**Written exercise:** Each entry below must be repeated word for word.

§

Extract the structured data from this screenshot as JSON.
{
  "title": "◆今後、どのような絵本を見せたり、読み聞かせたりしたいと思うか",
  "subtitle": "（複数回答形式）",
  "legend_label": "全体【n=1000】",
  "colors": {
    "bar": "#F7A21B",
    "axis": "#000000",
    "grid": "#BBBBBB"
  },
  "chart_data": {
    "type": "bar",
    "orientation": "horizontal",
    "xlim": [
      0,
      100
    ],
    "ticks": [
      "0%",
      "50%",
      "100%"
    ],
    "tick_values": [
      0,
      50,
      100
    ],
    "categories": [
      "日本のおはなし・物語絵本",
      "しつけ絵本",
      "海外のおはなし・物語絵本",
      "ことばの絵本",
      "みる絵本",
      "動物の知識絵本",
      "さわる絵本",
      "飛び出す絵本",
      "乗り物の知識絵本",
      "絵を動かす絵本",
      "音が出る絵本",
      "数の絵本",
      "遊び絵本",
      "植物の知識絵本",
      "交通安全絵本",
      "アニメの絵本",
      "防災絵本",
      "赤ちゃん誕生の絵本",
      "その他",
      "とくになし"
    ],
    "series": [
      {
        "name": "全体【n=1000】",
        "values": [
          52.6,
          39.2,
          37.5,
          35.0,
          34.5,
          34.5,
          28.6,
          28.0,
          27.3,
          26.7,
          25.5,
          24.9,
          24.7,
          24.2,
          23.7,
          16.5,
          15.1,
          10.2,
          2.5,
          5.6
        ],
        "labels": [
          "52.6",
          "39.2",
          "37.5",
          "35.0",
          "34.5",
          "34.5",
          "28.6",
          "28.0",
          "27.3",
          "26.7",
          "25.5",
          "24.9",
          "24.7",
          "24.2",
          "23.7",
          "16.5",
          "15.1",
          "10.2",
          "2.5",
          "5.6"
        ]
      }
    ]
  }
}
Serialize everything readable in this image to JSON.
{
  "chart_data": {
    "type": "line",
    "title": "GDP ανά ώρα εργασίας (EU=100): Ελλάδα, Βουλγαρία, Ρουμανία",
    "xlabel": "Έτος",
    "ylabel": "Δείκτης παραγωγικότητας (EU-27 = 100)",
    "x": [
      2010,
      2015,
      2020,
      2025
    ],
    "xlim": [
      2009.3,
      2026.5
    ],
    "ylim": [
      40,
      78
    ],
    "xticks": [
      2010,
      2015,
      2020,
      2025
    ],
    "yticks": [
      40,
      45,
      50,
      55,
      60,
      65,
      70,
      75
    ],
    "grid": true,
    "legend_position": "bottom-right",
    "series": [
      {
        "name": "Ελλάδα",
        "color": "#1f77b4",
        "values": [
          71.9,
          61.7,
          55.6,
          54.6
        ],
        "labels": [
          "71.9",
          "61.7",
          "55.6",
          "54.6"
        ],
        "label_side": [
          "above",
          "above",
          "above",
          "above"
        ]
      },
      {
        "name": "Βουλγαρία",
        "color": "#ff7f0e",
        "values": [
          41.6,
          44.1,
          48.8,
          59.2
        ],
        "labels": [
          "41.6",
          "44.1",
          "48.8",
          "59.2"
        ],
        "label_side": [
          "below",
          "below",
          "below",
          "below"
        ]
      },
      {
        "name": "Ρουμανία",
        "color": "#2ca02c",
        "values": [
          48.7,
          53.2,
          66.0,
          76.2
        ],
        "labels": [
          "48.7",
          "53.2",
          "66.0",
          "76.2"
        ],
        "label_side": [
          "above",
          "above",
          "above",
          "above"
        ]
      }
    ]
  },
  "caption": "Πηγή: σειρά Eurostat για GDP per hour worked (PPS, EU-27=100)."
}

§

**Correct result:**
Extract the structured data from this screenshot as JSON.
{
  "title": "◆今後、どのような絵本を見せたり、読み聞かせたりしたいと思うか",
  "subtitle": "（複数回答形式）",
  "legend_label": "全体【n=1000】",
  "colors": {
    "bar": "#F7A21B",
    "axis": "#000000",
    "grid": "#BBBBBB"
  },
  "chart_data": {
    "type": "bar",
    "orientation": "horizontal",
    "xlim": [
      0,
      100
    ],
    "ticks": [
      "0%",
      "50%",
      "100%"
    ],
    "tick_values": [
      0,
      50,
      100
    ],
    "categories": [
      "日本のおはなし・物語絵本",
      "しつけ絵本",
      "海外のおはなし・物語絵本",
      "ことばの絵本",
      "みる絵本",
      "動物の知識絵本",
      "さわる絵本",
      "飛び出す絵本",
      "乗り物の知識絵本",
      "絵を動かす絵本",
      "音が出る絵本",
      "数の絵本",
      "遊び絵本",
      "植物の知識絵本",
      "交通安全絵本",
      "アニメの絵本",
      "防災絵本",
      "赤ちゃん誕生の絵本",
      "その他",
      "とくになし"
    ],
    "series": [
      {
        "name": "全体【n=1000】",
        "values": [
          52.6,
          39.2,
          37.5,
          35.0,
          34.5,
          34.5,
          28.6,
          28.0,
          27.3,
          26.7,
          25.5,
          24.9,
          24.7,
          24.2,
          23.7,
          16.5,
          15.1,
          10.2,
          2.5,
          5.6
        ],
        "labels": [
          "52.6",
          "39.2",
          "37.5",
          "35.0",
          "34.5",
          "34.5",
          "28.6",
          "28.0",
          "27.3",
          "26.7",
          "25.5",
          "24.9",
          "24.7",
          "24.2",
          "23.7",
          "16.5",
          "15.1",
          "10.2",
          "2.5",
          "5.6"
        ]
      }
    ]
  }
}
Serialize everything readable in this image to JSON.
{
  "chart_data": {
    "type": "line",
    "title": "GDP ανά ώρα εργασίας (EU=100): Ελλάδα, Βουλγαρία, Ρουμανία",
    "xlabel": "Έτος",
    "ylabel": "Δείκτης παραγωγικότητας (EU-27 = 100)",
    "x": [
      2010,
      2015,
      2020,
      2025
    ],
    "xlim": [
      2009.3,
      2026.5
    ],
    "ylim": [
      40,
      78
    ],
    "xticks": [
      2010,
      2015,
      2020,
      2025
    ],
    "yticks": [
      40,
      45,
      50,
      55,
      60,
      65,
      70,
      75
    ],
    "grid": true,
    "legend_position": "bottom-right",
    "series": [
      {
        "name": "Ελλάδα",
        "color": "#1f77b4",
        "values": [
          71.9,
          61.7,
          55.6,
          54.6
        ],
        "labels": [
          "71.9",
          "61.7",
          "55.6",
          "54.6"
        ],
        "label_side": [
          "above",
          "above",
          "above",
          "above"
        ]
      },
      {
        "name": "Βουλγαρία",
        "color": "#ff7f0e",
        "values": [
          41.6,
          44.1,
          48.8,
          59.2
        ],
        "labels": [
          "41.6",
          "44.1",
          "48.8",
          "59.2"
        ],
        "label_side": [
          "below",
          "below",
          "below",
          "below"
        ]
      },
      {
        "name": "Ρουμανία",
        "color": "#2ca02c",
        "values": [
          48.7,
          53.2,
          66.0,
          76.2
        ],
        "labels": [
          "48.7",
          "53.2",
          "66.0",
          "76.2"
        ],
        "label_side": [
          "above",
          "above",
          "above",
          "above"
        ]
      }
    ]
  },
  "caption": "Πηγή: σειρά Eurostat για GDP per hour worked (PPS, EU-27=100)."
}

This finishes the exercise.